*GIVEN RECORDS*.
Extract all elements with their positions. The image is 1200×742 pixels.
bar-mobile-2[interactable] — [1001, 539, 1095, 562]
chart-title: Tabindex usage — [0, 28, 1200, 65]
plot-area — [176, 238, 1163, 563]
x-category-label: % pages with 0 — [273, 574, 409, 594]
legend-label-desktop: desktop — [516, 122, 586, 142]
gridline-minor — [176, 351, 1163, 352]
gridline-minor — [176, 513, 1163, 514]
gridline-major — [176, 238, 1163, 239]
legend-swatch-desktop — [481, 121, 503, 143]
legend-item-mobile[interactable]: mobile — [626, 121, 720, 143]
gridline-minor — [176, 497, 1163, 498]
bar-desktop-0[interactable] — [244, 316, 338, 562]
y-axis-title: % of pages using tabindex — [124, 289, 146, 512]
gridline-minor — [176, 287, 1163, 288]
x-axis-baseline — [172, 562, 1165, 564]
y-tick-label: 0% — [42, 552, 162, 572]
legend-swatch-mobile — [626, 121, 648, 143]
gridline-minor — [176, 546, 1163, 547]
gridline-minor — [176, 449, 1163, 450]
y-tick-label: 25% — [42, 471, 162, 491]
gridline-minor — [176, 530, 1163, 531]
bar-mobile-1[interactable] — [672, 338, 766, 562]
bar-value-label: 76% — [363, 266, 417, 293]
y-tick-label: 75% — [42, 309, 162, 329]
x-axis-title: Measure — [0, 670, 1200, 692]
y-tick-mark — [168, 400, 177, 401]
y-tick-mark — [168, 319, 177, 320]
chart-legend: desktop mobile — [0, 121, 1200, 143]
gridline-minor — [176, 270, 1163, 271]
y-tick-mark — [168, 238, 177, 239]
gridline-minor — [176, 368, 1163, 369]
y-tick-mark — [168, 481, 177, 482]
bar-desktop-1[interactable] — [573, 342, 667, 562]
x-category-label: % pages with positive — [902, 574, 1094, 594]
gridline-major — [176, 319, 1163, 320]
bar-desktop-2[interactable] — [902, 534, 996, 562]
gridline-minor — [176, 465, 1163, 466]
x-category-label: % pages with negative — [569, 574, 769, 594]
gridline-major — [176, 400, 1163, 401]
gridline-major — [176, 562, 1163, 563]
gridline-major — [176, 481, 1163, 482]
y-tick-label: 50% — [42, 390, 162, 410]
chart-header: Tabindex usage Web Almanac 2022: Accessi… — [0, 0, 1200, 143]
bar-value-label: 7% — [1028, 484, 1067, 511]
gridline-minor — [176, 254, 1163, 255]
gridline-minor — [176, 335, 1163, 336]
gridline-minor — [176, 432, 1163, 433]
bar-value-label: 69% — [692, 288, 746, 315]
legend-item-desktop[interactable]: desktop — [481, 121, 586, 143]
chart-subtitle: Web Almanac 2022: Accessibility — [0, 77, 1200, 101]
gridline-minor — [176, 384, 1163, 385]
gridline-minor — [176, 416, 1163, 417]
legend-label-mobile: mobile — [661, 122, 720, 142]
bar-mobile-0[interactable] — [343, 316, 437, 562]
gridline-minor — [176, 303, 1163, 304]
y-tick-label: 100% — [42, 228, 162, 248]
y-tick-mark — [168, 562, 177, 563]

*PROBLEM DESCRIPTION*. Copy the items above, changing every instance of "Tabindex usage" to "Tabindex adoption" and leaving everything else unchanged.

*OUTPUT FOR THIS EXERCISE*.
Extract all elements with their positions. The image is 1200×742 pixels.
bar-mobile-2[interactable] — [1001, 539, 1095, 562]
chart-title: Tabindex adoption — [0, 28, 1200, 65]
plot-area — [176, 238, 1163, 563]
x-category-label: % pages with 0 — [273, 574, 409, 594]
legend-label-desktop: desktop — [516, 122, 586, 142]
gridline-minor — [176, 351, 1163, 352]
gridline-minor — [176, 513, 1163, 514]
gridline-major — [176, 238, 1163, 239]
legend-swatch-desktop — [481, 121, 503, 143]
legend-item-mobile[interactable]: mobile — [626, 121, 720, 143]
gridline-minor — [176, 497, 1163, 498]
bar-desktop-0[interactable] — [244, 316, 338, 562]
y-axis-title: % of pages using tabindex — [124, 289, 146, 512]
gridline-minor — [176, 287, 1163, 288]
x-axis-baseline — [172, 562, 1165, 564]
y-tick-label: 0% — [42, 552, 162, 572]
legend-swatch-mobile — [626, 121, 648, 143]
gridline-minor — [176, 546, 1163, 547]
gridline-minor — [176, 449, 1163, 450]
y-tick-label: 25% — [42, 471, 162, 491]
gridline-minor — [176, 530, 1163, 531]
bar-mobile-1[interactable] — [672, 338, 766, 562]
bar-value-label: 76% — [363, 266, 417, 293]
y-tick-label: 75% — [42, 309, 162, 329]
x-axis-title: Measure — [0, 670, 1200, 692]
y-tick-mark — [168, 400, 177, 401]
y-tick-mark — [168, 319, 177, 320]
chart-legend: desktop mobile — [0, 121, 1200, 143]
gridline-minor — [176, 270, 1163, 271]
y-tick-mark — [168, 238, 177, 239]
gridline-minor — [176, 368, 1163, 369]
y-tick-mark — [168, 481, 177, 482]
bar-desktop-1[interactable] — [573, 342, 667, 562]
x-category-label: % pages with positive — [902, 574, 1094, 594]
gridline-major — [176, 319, 1163, 320]
bar-desktop-2[interactable] — [902, 534, 996, 562]
gridline-minor — [176, 465, 1163, 466]
x-category-label: % pages with negative — [569, 574, 769, 594]
gridline-major — [176, 400, 1163, 401]
gridline-major — [176, 562, 1163, 563]
gridline-major — [176, 481, 1163, 482]
y-tick-label: 50% — [42, 390, 162, 410]
chart-header: Tabindex adoption Web Almanac 2022: Accessi… — [0, 0, 1200, 143]
bar-value-label: 7% — [1028, 484, 1067, 511]
gridline-minor — [176, 254, 1163, 255]
gridline-minor — [176, 335, 1163, 336]
gridline-minor — [176, 432, 1163, 433]
bar-value-label: 69% — [692, 288, 746, 315]
legend-item-desktop[interactable]: desktop — [481, 121, 586, 143]
chart-subtitle: Web Almanac 2022: Accessibility — [0, 77, 1200, 101]
gridline-minor — [176, 384, 1163, 385]
gridline-minor — [176, 416, 1163, 417]
legend-label-mobile: mobile — [661, 122, 720, 142]
bar-mobile-0[interactable] — [343, 316, 437, 562]
gridline-minor — [176, 303, 1163, 304]
y-tick-label: 100% — [42, 228, 162, 248]
y-tick-mark — [168, 562, 177, 563]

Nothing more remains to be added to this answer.